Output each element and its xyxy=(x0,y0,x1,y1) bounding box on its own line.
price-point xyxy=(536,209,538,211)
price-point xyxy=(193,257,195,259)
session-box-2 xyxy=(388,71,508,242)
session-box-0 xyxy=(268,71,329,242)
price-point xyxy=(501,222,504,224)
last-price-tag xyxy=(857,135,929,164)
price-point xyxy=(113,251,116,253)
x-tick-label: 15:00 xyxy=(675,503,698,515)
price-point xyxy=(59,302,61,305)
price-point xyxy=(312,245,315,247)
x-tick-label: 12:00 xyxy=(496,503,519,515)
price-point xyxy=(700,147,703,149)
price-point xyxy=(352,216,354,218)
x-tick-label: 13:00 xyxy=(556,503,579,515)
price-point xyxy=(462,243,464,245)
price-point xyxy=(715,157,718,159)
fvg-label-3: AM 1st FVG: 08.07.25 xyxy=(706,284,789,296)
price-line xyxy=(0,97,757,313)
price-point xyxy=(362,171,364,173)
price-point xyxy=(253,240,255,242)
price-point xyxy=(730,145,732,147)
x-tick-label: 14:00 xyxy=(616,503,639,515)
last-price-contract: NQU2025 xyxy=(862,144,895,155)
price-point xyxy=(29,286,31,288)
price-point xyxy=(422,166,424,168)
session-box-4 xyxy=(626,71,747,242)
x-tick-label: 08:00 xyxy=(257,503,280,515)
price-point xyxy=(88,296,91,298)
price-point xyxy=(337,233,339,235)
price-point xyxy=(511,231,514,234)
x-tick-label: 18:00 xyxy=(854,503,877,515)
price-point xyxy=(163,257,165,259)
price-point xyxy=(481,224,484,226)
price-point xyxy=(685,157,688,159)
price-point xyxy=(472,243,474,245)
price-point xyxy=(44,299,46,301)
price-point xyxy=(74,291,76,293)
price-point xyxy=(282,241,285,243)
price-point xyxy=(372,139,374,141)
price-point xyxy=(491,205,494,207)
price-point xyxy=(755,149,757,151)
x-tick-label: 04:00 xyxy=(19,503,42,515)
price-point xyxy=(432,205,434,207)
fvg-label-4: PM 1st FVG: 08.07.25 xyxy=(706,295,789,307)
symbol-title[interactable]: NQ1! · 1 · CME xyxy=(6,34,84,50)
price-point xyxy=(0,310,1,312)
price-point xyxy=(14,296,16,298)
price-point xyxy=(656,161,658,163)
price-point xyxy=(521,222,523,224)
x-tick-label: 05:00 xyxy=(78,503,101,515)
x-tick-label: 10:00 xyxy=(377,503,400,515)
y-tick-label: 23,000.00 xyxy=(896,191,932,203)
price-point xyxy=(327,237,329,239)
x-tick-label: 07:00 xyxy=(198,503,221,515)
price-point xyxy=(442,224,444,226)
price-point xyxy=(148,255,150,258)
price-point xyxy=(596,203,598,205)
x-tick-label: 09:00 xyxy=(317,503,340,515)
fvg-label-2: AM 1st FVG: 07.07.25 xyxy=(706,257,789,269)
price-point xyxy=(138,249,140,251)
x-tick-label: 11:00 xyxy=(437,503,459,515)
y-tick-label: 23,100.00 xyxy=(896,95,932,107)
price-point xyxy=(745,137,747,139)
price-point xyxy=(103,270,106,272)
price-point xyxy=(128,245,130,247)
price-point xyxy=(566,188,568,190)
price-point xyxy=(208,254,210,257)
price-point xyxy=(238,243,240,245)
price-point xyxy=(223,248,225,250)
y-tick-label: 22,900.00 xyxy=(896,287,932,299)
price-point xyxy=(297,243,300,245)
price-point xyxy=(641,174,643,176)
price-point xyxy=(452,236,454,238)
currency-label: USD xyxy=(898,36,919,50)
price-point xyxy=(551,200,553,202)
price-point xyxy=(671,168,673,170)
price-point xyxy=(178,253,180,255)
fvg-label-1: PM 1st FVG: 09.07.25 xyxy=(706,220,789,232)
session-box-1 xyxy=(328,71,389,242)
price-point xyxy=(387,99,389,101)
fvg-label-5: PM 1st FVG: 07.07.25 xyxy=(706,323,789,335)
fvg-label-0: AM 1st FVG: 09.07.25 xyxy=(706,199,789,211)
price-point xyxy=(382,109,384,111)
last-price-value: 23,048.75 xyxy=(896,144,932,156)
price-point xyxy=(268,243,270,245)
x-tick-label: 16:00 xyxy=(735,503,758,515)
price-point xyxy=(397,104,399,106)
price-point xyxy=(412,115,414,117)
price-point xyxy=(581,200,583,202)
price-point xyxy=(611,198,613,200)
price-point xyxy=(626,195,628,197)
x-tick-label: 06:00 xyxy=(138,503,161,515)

+++

Write out every line of the material above again, character for character and in the same order.

Output each element and its xyxy=(x0,y0,x1,y1) bounding box on its own line.
price-point xyxy=(536,209,538,211)
price-point xyxy=(193,257,195,259)
session-box-2 xyxy=(388,71,508,242)
session-box-0 xyxy=(268,71,329,242)
price-point xyxy=(501,222,504,224)
last-price-tag xyxy=(857,135,929,164)
price-point xyxy=(113,251,116,253)
x-tick-label: 15:00 xyxy=(675,503,698,515)
price-point xyxy=(59,302,61,305)
price-point xyxy=(312,245,315,247)
x-tick-label: 12:00 xyxy=(496,503,519,515)
price-point xyxy=(700,147,703,149)
price-point xyxy=(352,216,354,218)
x-tick-label: 13:00 xyxy=(556,503,579,515)
price-point xyxy=(462,243,464,245)
price-point xyxy=(715,157,718,159)
fvg-label-3: AM 1st FVG: 08.07.25 xyxy=(706,284,789,296)
price-line xyxy=(0,97,757,313)
price-point xyxy=(362,171,364,173)
price-point xyxy=(253,240,255,242)
price-point xyxy=(730,145,732,147)
x-tick-label: 14:00 xyxy=(616,503,639,515)
last-price-contract: NQU2025 xyxy=(862,144,895,155)
price-point xyxy=(29,286,31,288)
price-point xyxy=(422,166,424,168)
session-box-4 xyxy=(626,71,747,242)
x-tick-label: 08:00 xyxy=(257,503,280,515)
price-point xyxy=(88,296,91,298)
price-point xyxy=(337,233,339,235)
price-point xyxy=(511,231,514,234)
x-tick-label: 18:00 xyxy=(854,503,877,515)
price-point xyxy=(163,257,165,259)
price-point xyxy=(481,224,484,226)
price-point xyxy=(685,157,688,159)
price-point xyxy=(472,243,474,245)
price-point xyxy=(44,299,46,301)
price-point xyxy=(74,291,76,293)
price-point xyxy=(282,241,285,243)
price-point xyxy=(372,139,374,141)
price-point xyxy=(491,205,494,207)
price-point xyxy=(755,149,757,151)
x-tick-label: 04:00 xyxy=(19,503,42,515)
price-point xyxy=(432,205,434,207)
fvg-label-4: PM 1st FVG: 08.07.25 xyxy=(706,295,789,307)
symbol-title[interactable]: NQ1! · 1 · CME xyxy=(6,34,84,50)
price-point xyxy=(0,310,1,312)
price-point xyxy=(14,296,16,298)
price-point xyxy=(656,161,658,163)
price-point xyxy=(521,222,523,224)
x-tick-label: 05:00 xyxy=(78,503,101,515)
x-tick-label: 10:00 xyxy=(377,503,400,515)
y-tick-label: 23,000.00 xyxy=(896,191,932,203)
price-point xyxy=(327,237,329,239)
x-tick-label: 07:00 xyxy=(198,503,221,515)
price-point xyxy=(442,224,444,226)
price-point xyxy=(148,255,150,258)
price-point xyxy=(596,203,598,205)
x-tick-label: 09:00 xyxy=(317,503,340,515)
fvg-label-2: AM 1st FVG: 07.07.25 xyxy=(706,257,789,269)
price-point xyxy=(138,249,140,251)
x-tick-label: 11:00 xyxy=(437,503,459,515)
y-tick-label: 23,100.00 xyxy=(896,95,932,107)
price-point xyxy=(745,137,747,139)
price-point xyxy=(103,270,106,272)
price-point xyxy=(128,245,130,247)
price-point xyxy=(566,188,568,190)
price-point xyxy=(208,254,210,257)
price-point xyxy=(238,243,240,245)
price-point xyxy=(223,248,225,250)
y-tick-label: 22,900.00 xyxy=(896,287,932,299)
price-point xyxy=(297,243,300,245)
price-point xyxy=(641,174,643,176)
price-point xyxy=(452,236,454,238)
currency-label: USD xyxy=(898,36,919,50)
price-point xyxy=(551,200,553,202)
price-point xyxy=(671,168,673,170)
price-point xyxy=(178,253,180,255)
fvg-label-1: PM 1st FVG: 09.07.25 xyxy=(706,220,789,232)
session-box-1 xyxy=(328,71,389,242)
price-point xyxy=(387,99,389,101)
fvg-label-5: PM 1st FVG: 07.07.25 xyxy=(706,323,789,335)
fvg-label-0: AM 1st FVG: 09.07.25 xyxy=(706,199,789,211)
price-point xyxy=(382,109,384,111)
last-price-value: 23,048.75 xyxy=(896,144,932,156)
price-point xyxy=(268,243,270,245)
x-tick-label: 16:00 xyxy=(735,503,758,515)
price-point xyxy=(397,104,399,106)
price-point xyxy=(412,115,414,117)
price-point xyxy=(581,200,583,202)
price-point xyxy=(611,198,613,200)
price-point xyxy=(626,195,628,197)
x-tick-label: 06:00 xyxy=(138,503,161,515)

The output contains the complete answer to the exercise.